= Supplied passage =
——

The memory 604 may be volatile (such as dynamic random access
memory (DRAM) or other random access memory device), non-volatile
(such as a read-only memory, flash memory, and the like) or some
combination of the two. The computer 600 may include additional
storage (removable and/or non-removable) including, but not limited
to, magnetically-recorded or optically-recorded disks or tape. Such
additional storage is illustrated in FIG. 6 by removable storage
608 and non-removable storage 610. The various components in FIG. 6
are generally interconnected by an interconnection mechanism, such
as one or more buses 630.
[0052] A computer storage medium is any medium in which data can be
stored in and retrieved from addressable physical storage locations
by the computer. Computer storage media includes volatile and
nonvolatile memory, and removable and non-removable storage media.
Memory 604 and 606, removable storage 608 and non-removable storage
610 are all examples of computer storage media. Some examples of
computer storage media are RAM, ROM, EEPROM, flash memory or other
memory technology, CD-ROM, digital versatile disks (DVD) or other
optically or magneto-optically recorded storage device, magnetic
cassettes, magnetic tape, magnetic disk storage or other magnetic
storage devices. The computer storage media can include
combinations of multiple storage devices, such as a storage array,
which can be managed by an operating system or file system to
appear to the computer as one or more volumes of storage. Computer
storage media and communication media are mutually exclusive
categories of media.
[0053] Computer 600 may also include communications connection(s)
612 that allow the computer to communicate with other devices over
a communication medium. Communication media typically transmit
computer program instructions, data structures, program modules or
other data over a wired or wireless substance by propagating a
modulated data signal such as a carrier wave or other transport
mechanism over the substance. The term "modulated data signal"
means a signal that has one or more of its characteristics set or
changed in such a manner as to encode information in the signal,
thereby changing the configuration or state of the receiving device
of the signal. By way of example, and not limitation, communication
media includes wired media such as a wired network or direct-wired
connection, and wireless media such as acoustic, radio frequency,
infrared and other wireless media. Communications connections 612
are devices, such as a wired network interface, wireless network
interface, radio frequency transceiver, e.g., Wi-Fi, cellular, long
term evolution (LTE) or Bluetooth, etc., transceivers, navigation
transceivers, e.g., global positioning system (GPS) or Global
Navigation Satellite System (GLONASS), etc., transceivers, that
interface with the communication media to transmit data over and
receive data from communication media, and may perform various
functions with respect to that data.
[0054] Computer 600 may have various input device(s) 614 such as a
keyboard, mouse, pen, camera, touch input device, sensor (e.g.,
accelerometer or gyroscope), and so on. Output device(s) 616 such
as a display, speakers, a printer, and so on may also be included.
All of these devices are well known in the art and need not be
discussed at length here. The input and output devices can be part
of a housing that contains the various components of the computer
in FIG. 6, or can be separable from that housing and connected to
the computer through various connection interfaces, such as a
serial bus, wireless communication connection and the like. Various
input and output devices can implement a natural user interface
(NUI), which is any interface technology that enables a user to
interact with a device in a "natural" manner, free from artificial
constraints imposed by input devices such as mice, keyboards,
remote controls, and the like.

——

= Information shown =
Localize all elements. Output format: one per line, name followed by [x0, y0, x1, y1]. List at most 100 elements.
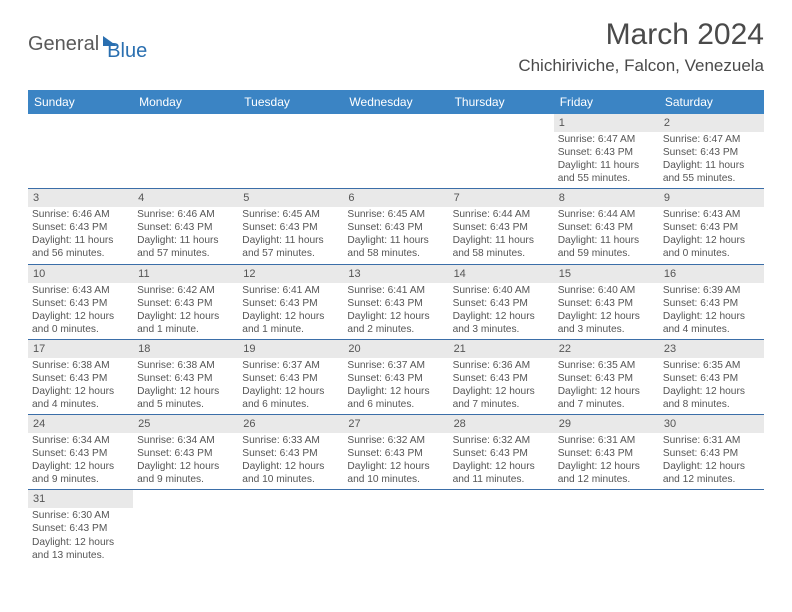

——

= Parts of the exercise =
A. Check each statement against the computer hardware passage and mark it yes or no, quoting the words of the passage that decide it. (i) Computer storage media and communication media are mutually exclusive categories of media. (ii) The components in FIG. 6 are interconnected through a wireless network interface. (iii) Input and output devices must be part of the housing that contains the computer's components.
B. In the computer hardware passage, which two kinds of sensor are given as examples of input devices?
C. Extend the computer hardware passage, picking up right after its final sentence.

= Responses for each task =
A.
(i) Yes: "Computer storage media and communication media are mutually exclusive categories of media."
(ii) No: "The various components in FIG. 6 are generally interconnected by an interconnection mechanism, such as one or more buses 630."
(iii) No: "or can be separable from that housing and connected to the computer through various connection interfaces"

B. An accelerometer or a gyroscope.

C.
[0055] Examples of NUI methods include those relying on speech
recognition, touch and stylus recognition, hover, gesture
recognition both on screen and adjacent to the screen, air
gestures, head and eye tracking, voice and speech, vision, touch,
gestures, and machine intelligence, and may include the use of
touch sensitive displays, voice and speech recognition, intention
and goal understanding, motion gesture detection using depth
cameras (such as stereoscopic camera systems, infrared camera
systems, and other camera systems and combinations of these),
motion gesture detection using accelerometers or gyroscopes, facial
recognition, three dimensional displays, head, eye, and gaze
tracking, immersive augmented reality and virtual reality systems,
all of which provide a more natural interface, as well as
technologies for sensing brain activity using electric field
sensing electrodes (such as electroencephalogram techniques and
related methods).
[0056] The various storage 610, communication connections 612,
output devices 616 and input devices 614 can be integrated within a
housing with the rest of the computer, or can be connected through
input/output interface devices on the computer, in which case the
reference numbers 610, 612, 614 and 616 can indicate either the
interface for connection to a device or the device itself as the
case may be.
[0057] A computer generally includes an operating system, which is
a computer program running on the computer that manages access to
the various resources of the computer by applications. There may be
multiple applications. The various resources include the memory,
storage, input devices and output devices, such as display devices
and input devices as shown in FIG. 6. A file system generally is
implemented as part of an operating system of the computer, but can
be distinct from the operating system. The file system may be
practiced in distributed computing environments where operations
are performed by multiple computers that are linked through a
communications network. In a distributed computing environment,
computer programs may be located in both local and remote computer
storage media and can be executed by processing units of different
computers
[0058] The operating system, file system and applications can be
implemented using one or more processing units of one or more
computers with one or more computer programs processed by the one
or more processing units. A computer program includes
computer-executable instructions and/or computer-interpreted
instructions, such as program modules, which instructions are
processed by one or more processing units in the computer.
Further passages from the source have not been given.